● What this exercise asks:
**A.** Copy the part of the passage on FRT-based nanovehicles starting with "FRT-based nanovehicles can" and going on through "the prepared nanovehicles.".
**B.** Answer these questions from the passage on FRT-based nanovehicles:
(i) Which two peptides were evaluated for their hNET-homing properties?
(ii) What size were the adsorbed AuNPs that decorated the nanovehicles?
(iii) What was the approximate encapsulation efficiency of Elli for all prepared nanovehicles?

● Text provided:
☆ ☆ ☆ ☆
FRT-based nanovehicles can bind cysteinated hNET-homing peptides

To evaluate the hNET-homing properties of the GASNGINAYLC and SLWERLAYGIC peptides, they were attached via cysteine in a site-directed orientation to a horse spleen FRT nanovehicles decorated with adsorbed 1.3 nm AuNPs. This hNET-homing nanovehicle was used to deliver highly cytotoxic compound Elli (with encapsulation efficiency of approximately 55% for all prepared nanovehicles, resulting in 720 µM Elli per 3.5 µM FRT). Figure 5a shows schematic representation of the prepared nanovehicles.
☆ ☆ ☆ ☆
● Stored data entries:
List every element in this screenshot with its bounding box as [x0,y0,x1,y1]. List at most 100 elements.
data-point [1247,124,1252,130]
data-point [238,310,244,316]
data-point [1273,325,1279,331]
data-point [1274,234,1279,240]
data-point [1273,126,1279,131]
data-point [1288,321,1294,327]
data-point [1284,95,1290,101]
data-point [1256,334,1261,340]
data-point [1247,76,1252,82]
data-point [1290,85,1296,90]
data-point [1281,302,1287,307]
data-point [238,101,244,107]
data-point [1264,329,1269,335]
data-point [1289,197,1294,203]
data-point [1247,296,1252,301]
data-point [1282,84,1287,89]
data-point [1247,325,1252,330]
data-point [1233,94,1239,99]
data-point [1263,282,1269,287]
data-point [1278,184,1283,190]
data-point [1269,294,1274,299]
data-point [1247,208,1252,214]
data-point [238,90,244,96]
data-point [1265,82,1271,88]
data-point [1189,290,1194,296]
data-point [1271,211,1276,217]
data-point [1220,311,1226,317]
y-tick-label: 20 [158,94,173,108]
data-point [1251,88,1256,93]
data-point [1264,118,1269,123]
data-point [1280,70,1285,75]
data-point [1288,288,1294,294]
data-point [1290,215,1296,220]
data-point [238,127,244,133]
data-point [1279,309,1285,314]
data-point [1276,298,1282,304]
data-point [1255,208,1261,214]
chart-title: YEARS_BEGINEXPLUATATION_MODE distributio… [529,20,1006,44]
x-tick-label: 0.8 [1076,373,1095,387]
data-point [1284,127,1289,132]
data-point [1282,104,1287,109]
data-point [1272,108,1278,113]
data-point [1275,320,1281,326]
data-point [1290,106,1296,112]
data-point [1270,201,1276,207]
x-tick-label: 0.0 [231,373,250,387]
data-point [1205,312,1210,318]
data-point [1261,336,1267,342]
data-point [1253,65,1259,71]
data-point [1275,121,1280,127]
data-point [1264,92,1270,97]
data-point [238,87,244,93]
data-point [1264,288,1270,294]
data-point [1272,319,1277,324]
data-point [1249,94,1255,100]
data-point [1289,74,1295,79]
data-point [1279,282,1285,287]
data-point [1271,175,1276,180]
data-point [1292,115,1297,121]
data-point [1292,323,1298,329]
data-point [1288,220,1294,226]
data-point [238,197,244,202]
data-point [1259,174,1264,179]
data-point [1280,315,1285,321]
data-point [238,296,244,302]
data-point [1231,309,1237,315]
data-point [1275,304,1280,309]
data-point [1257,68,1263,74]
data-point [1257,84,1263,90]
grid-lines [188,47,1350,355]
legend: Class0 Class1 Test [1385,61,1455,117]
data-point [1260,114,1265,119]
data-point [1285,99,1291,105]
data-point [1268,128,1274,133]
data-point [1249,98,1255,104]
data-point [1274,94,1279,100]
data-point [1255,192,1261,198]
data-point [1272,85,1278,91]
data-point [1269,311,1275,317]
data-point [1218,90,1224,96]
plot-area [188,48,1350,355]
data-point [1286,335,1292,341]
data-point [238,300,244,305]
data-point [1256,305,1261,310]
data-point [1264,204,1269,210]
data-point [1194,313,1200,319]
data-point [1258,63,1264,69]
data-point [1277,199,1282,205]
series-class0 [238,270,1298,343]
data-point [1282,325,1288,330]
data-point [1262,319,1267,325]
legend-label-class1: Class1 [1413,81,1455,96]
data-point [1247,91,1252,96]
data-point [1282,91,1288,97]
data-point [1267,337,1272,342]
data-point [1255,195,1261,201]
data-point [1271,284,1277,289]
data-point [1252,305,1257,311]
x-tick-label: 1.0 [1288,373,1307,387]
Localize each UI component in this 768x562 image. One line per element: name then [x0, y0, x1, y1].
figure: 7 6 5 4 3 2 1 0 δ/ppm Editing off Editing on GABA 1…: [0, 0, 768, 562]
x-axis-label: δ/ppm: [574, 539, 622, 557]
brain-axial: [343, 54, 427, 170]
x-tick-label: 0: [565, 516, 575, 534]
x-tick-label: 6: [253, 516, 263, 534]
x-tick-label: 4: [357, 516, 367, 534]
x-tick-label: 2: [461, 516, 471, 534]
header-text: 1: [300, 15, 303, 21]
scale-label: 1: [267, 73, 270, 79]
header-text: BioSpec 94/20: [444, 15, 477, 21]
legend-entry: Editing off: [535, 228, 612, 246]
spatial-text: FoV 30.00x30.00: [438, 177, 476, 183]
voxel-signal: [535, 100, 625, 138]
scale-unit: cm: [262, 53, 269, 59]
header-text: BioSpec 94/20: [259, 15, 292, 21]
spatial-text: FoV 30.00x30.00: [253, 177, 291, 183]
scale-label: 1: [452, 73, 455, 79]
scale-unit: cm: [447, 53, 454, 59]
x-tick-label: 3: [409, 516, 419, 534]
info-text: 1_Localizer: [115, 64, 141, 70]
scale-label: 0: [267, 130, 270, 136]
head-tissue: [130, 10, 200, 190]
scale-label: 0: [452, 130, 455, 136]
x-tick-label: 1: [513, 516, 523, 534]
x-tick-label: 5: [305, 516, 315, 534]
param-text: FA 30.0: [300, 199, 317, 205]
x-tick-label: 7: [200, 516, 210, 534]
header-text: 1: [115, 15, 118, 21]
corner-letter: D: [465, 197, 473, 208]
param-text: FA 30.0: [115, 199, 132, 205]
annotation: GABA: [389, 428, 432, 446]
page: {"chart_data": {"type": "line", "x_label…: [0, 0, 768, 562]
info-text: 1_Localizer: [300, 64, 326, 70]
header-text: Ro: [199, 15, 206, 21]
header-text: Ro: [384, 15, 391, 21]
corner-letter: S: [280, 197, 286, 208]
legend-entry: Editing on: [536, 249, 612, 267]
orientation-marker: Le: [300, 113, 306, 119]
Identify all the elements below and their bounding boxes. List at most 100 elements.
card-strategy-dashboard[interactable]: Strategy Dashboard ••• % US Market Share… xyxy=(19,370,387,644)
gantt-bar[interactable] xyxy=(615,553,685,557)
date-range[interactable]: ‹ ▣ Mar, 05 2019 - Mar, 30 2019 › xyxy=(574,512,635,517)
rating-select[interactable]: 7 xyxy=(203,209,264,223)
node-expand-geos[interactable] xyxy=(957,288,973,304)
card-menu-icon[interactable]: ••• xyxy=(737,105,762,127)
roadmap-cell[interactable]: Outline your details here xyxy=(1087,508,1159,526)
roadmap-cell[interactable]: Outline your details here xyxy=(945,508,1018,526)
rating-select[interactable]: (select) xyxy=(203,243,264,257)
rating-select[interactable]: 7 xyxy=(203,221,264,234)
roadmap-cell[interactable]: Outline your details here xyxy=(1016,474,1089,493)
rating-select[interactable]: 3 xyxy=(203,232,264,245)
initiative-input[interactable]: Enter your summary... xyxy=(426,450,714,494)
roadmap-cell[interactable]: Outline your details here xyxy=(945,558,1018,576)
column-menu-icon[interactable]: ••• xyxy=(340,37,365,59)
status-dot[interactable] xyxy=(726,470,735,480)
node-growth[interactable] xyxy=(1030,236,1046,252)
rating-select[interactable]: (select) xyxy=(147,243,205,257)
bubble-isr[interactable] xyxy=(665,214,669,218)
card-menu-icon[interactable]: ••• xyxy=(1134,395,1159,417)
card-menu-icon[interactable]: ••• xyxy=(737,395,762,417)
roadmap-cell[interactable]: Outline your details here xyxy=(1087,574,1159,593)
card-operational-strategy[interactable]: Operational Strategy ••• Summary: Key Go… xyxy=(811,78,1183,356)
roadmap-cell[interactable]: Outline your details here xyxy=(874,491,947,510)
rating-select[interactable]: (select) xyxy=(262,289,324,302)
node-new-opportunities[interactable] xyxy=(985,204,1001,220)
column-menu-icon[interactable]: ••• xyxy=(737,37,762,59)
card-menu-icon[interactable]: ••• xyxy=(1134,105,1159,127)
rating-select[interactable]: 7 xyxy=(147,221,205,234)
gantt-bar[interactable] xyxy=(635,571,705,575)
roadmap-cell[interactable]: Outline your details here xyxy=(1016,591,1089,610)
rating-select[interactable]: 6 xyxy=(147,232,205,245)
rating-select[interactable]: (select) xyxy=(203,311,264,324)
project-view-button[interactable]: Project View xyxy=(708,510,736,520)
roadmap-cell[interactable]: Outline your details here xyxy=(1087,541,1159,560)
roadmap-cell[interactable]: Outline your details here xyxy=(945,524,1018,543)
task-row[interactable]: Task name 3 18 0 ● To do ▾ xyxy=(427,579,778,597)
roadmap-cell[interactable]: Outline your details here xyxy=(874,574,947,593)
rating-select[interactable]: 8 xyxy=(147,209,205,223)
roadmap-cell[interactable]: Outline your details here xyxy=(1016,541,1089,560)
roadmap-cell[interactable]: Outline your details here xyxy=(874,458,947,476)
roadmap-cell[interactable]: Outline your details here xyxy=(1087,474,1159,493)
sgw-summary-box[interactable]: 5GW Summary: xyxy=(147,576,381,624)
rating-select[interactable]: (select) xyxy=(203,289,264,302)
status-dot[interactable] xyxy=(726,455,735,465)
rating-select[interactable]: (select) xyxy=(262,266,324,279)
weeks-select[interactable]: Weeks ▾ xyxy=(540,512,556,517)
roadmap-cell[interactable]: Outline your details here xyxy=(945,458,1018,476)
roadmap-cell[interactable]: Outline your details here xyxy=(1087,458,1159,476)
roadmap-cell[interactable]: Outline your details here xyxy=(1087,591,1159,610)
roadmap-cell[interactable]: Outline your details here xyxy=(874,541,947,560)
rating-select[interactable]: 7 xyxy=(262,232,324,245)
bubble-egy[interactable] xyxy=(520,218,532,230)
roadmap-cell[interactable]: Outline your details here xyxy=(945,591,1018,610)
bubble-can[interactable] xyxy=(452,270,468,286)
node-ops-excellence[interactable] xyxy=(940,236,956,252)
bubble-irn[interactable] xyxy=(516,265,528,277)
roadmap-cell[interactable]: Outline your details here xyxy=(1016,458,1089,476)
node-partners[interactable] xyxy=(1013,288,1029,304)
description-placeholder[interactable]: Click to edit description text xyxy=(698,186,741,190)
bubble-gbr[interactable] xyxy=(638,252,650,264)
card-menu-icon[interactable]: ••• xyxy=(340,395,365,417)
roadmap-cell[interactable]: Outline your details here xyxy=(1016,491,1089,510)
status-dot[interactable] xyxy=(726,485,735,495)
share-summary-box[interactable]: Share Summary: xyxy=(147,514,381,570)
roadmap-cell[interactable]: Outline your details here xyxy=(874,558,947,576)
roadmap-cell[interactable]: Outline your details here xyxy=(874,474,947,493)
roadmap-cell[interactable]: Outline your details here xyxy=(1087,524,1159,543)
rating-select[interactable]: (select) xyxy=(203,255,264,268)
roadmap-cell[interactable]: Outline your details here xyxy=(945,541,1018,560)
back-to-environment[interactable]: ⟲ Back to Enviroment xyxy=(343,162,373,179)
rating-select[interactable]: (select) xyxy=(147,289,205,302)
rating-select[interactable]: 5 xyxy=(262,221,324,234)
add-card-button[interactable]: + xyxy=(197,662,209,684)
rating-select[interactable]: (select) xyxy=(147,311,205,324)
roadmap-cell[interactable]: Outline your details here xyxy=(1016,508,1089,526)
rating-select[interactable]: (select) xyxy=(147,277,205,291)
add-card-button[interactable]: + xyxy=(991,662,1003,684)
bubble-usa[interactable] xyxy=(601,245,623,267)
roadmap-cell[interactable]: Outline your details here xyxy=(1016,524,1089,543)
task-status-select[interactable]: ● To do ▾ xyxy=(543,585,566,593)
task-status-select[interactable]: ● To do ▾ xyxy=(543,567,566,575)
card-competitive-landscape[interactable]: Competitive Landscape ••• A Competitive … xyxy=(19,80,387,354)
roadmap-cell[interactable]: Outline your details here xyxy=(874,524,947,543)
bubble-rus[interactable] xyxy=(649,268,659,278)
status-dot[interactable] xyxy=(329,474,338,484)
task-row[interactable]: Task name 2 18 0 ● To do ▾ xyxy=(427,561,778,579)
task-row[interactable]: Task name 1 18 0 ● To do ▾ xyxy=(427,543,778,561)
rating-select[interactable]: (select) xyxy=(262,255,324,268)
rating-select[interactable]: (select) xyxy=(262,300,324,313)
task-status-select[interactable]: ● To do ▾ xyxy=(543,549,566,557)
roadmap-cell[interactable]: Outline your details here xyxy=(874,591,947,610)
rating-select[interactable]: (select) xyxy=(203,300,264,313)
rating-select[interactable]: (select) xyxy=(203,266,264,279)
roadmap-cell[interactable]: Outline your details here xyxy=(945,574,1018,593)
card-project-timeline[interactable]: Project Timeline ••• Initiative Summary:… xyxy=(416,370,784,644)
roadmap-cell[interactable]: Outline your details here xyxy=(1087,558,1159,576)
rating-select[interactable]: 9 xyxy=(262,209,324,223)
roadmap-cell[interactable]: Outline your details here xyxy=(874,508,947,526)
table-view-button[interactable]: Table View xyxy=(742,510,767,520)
☆ ☆ ☆ ☆
● Answers provided:
**A.**
FRT-based nanovehicles can bind cysteinated hNET-homing peptides

To evaluate the hNET-homing properties of the GASNGINAYLC and SLWERLAYGIC peptides, they were attached via cysteine in a site-directed orientation to a horse spleen FRT nanovehicles decorated with adsorbed 1.3 nm AuNPs. This hNET-homing nanovehicle was used to deliver highly cytotoxic compound Elli (with encapsulation efficiency of approximately 55% for all prepared nanovehicles, resulting in 720 µM Elli per 3.5 µM FRT). Figure 5a shows schematic representation of the prepared nanovehicles.

**B.**
(i) GASNGINAYLC and SLWERLAYGIC
(ii) 1.3 nm
(iii) Approximately 55%